• _Objective_: Your task is to reproduce the material exactly.

--- Start Records for this exercise ---

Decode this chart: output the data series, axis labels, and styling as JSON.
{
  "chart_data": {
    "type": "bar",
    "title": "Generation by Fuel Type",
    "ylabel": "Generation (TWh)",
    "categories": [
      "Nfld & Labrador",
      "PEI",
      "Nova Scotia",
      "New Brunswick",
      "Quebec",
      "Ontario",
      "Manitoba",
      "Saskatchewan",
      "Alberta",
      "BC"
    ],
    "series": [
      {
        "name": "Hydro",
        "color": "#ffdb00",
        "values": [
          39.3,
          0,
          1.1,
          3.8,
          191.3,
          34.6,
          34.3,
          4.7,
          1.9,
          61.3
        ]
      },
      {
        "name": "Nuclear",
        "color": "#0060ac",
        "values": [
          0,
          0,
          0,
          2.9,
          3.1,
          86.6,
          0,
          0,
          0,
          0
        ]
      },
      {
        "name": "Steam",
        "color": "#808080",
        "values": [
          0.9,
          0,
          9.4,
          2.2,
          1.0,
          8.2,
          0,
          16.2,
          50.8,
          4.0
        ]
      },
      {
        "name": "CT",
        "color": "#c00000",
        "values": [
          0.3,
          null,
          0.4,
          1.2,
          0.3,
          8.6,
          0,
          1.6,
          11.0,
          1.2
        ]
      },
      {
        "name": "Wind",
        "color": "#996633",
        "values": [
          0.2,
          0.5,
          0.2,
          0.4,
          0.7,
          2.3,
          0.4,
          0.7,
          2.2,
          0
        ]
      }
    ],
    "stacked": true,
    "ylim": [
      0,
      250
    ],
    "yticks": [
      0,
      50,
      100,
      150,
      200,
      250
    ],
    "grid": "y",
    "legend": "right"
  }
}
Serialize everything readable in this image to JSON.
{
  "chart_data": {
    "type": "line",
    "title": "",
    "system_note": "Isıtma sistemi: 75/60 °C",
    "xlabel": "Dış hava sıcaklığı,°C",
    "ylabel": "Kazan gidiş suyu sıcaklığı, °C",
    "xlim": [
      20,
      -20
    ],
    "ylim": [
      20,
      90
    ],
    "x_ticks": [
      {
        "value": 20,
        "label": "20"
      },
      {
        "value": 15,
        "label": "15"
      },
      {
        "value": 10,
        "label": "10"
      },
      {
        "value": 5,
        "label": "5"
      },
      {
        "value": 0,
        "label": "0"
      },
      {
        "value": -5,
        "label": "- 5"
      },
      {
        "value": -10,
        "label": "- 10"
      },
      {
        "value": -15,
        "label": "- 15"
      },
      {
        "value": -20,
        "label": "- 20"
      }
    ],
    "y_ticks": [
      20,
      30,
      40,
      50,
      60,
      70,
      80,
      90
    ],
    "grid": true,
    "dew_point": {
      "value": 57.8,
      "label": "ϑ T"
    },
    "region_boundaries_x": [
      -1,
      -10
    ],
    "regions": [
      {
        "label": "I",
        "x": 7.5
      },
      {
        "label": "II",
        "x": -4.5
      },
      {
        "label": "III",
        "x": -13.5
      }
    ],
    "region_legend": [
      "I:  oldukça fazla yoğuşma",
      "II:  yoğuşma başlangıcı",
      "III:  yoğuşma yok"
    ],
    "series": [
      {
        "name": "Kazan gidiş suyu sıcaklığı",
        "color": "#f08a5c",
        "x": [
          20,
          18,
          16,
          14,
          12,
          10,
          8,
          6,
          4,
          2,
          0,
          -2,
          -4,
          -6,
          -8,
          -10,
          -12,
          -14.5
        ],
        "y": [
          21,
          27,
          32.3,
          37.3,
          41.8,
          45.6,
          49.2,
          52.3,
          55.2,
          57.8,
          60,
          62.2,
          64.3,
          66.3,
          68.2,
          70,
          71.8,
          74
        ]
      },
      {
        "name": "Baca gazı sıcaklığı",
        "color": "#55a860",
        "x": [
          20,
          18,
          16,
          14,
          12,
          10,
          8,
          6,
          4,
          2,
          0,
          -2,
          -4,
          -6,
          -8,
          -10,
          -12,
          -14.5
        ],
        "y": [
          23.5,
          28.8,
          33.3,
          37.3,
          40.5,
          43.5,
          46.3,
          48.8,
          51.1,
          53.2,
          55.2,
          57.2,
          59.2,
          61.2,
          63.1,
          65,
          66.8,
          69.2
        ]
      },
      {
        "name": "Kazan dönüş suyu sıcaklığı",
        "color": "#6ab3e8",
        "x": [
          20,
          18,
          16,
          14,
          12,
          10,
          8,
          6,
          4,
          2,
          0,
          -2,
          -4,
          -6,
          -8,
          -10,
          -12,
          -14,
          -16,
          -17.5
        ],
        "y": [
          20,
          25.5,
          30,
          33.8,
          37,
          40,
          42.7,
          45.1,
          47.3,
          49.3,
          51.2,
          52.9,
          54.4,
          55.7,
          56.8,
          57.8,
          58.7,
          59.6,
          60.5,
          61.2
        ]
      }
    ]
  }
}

--- End Records for this exercise ---

• _Task solution_:
Decode this chart: output the data series, axis labels, and styling as JSON.
{
  "chart_data": {
    "type": "bar",
    "title": "Generation by Fuel Type",
    "ylabel": "Generation (TWh)",
    "categories": [
      "Nfld & Labrador",
      "PEI",
      "Nova Scotia",
      "New Brunswick",
      "Quebec",
      "Ontario",
      "Manitoba",
      "Saskatchewan",
      "Alberta",
      "BC"
    ],
    "series": [
      {
        "name": "Hydro",
        "color": "#ffdb00",
        "values": [
          39.3,
          0,
          1.1,
          3.8,
          191.3,
          34.6,
          34.3,
          4.7,
          1.9,
          61.3
        ]
      },
      {
        "name": "Nuclear",
        "color": "#0060ac",
        "values": [
          0,
          0,
          0,
          2.9,
          3.1,
          86.6,
          0,
          0,
          0,
          0
        ]
      },
      {
        "name": "Steam",
        "color": "#808080",
        "values": [
          0.9,
          0,
          9.4,
          2.2,
          1.0,
          8.2,
          0,
          16.2,
          50.8,
          4.0
        ]
      },
      {
        "name": "CT",
        "color": "#c00000",
        "values": [
          0.3,
          null,
          0.4,
          1.2,
          0.3,
          8.6,
          0,
          1.6,
          11.0,
          1.2
        ]
      },
      {
        "name": "Wind",
        "color": "#996633",
        "values": [
          0.2,
          0.5,
          0.2,
          0.4,
          0.7,
          2.3,
          0.4,
          0.7,
          2.2,
          0
        ]
      }
    ],
    "stacked": true,
    "ylim": [
      0,
      250
    ],
    "yticks": [
      0,
      50,
      100,
      150,
      200,
      250
    ],
    "grid": "y",
    "legend": "right"
  }
}
Serialize everything readable in this image to JSON.
{
  "chart_data": {
    "type": "line",
    "title": "",
    "system_note": "Isıtma sistemi: 75/60 °C",
    "xlabel": "Dış hava sıcaklığı,°C",
    "ylabel": "Kazan gidiş suyu sıcaklığı, °C",
    "xlim": [
      20,
      -20
    ],
    "ylim": [
      20,
      90
    ],
    "x_ticks": [
      {
        "value": 20,
        "label": "20"
      },
      {
        "value": 15,
        "label": "15"
      },
      {
        "value": 10,
        "label": "10"
      },
      {
        "value": 5,
        "label": "5"
      },
      {
        "value": 0,
        "label": "0"
      },
      {
        "value": -5,
        "label": "- 5"
      },
      {
        "value": -10,
        "label": "- 10"
      },
      {
        "value": -15,
        "label": "- 15"
      },
      {
        "value": -20,
        "label": "- 20"
      }
    ],
    "y_ticks": [
      20,
      30,
      40,
      50,
      60,
      70,
      80,
      90
    ],
    "grid": true,
    "dew_point": {
      "value": 57.8,
      "label": "ϑ T"
    },
    "region_boundaries_x": [
      -1,
      -10
    ],
    "regions": [
      {
        "label": "I",
        "x": 7.5
      },
      {
        "label": "II",
        "x": -4.5
      },
      {
        "label": "III",
        "x": -13.5
      }
    ],
    "region_legend": [
      "I:  oldukça fazla yoğuşma",
      "II:  yoğuşma başlangıcı",
      "III:  yoğuşma yok"
    ],
    "series": [
      {
        "name": "Kazan gidiş suyu sıcaklığı",
        "color": "#f08a5c",
        "x": [
          20,
          18,
          16,
          14,
          12,
          10,
          8,
          6,
          4,
          2,
          0,
          -2,
          -4,
          -6,
          -8,
          -10,
          -12,
          -14.5
        ],
        "y": [
          21,
          27,
          32.3,
          37.3,
          41.8,
          45.6,
          49.2,
          52.3,
          55.2,
          57.8,
          60,
          62.2,
          64.3,
          66.3,
          68.2,
          70,
          71.8,
          74
        ]
      },
      {
        "name": "Baca gazı sıcaklığı",
        "color": "#55a860",
        "x": [
          20,
          18,
          16,
          14,
          12,
          10,
          8,
          6,
          4,
          2,
          0,
          -2,
          -4,
          -6,
          -8,
          -10,
          -12,
          -14.5
        ],
        "y": [
          23.5,
          28.8,
          33.3,
          37.3,
          40.5,
          43.5,
          46.3,
          48.8,
          51.1,
          53.2,
          55.2,
          57.2,
          59.2,
          61.2,
          63.1,
          65,
          66.8,
          69.2
        ]
      },
      {
        "name": "Kazan dönüş suyu sıcaklığı",
        "color": "#6ab3e8",
        "x": [
          20,
          18,
          16,
          14,
          12,
          10,
          8,
          6,
          4,
          2,
          0,
          -2,
          -4,
          -6,
          -8,
          -10,
          -12,
          -14,
          -16,
          -17.5
        ],
        "y": [
          20,
          25.5,
          30,
          33.8,
          37,
          40,
          42.7,
          45.1,
          47.3,
          49.3,
          51.2,
          52.9,
          54.4,
          55.7,
          56.8,
          57.8,
          58.7,
          59.6,
          60.5,
          61.2
        ]
      }
    ]
  }
}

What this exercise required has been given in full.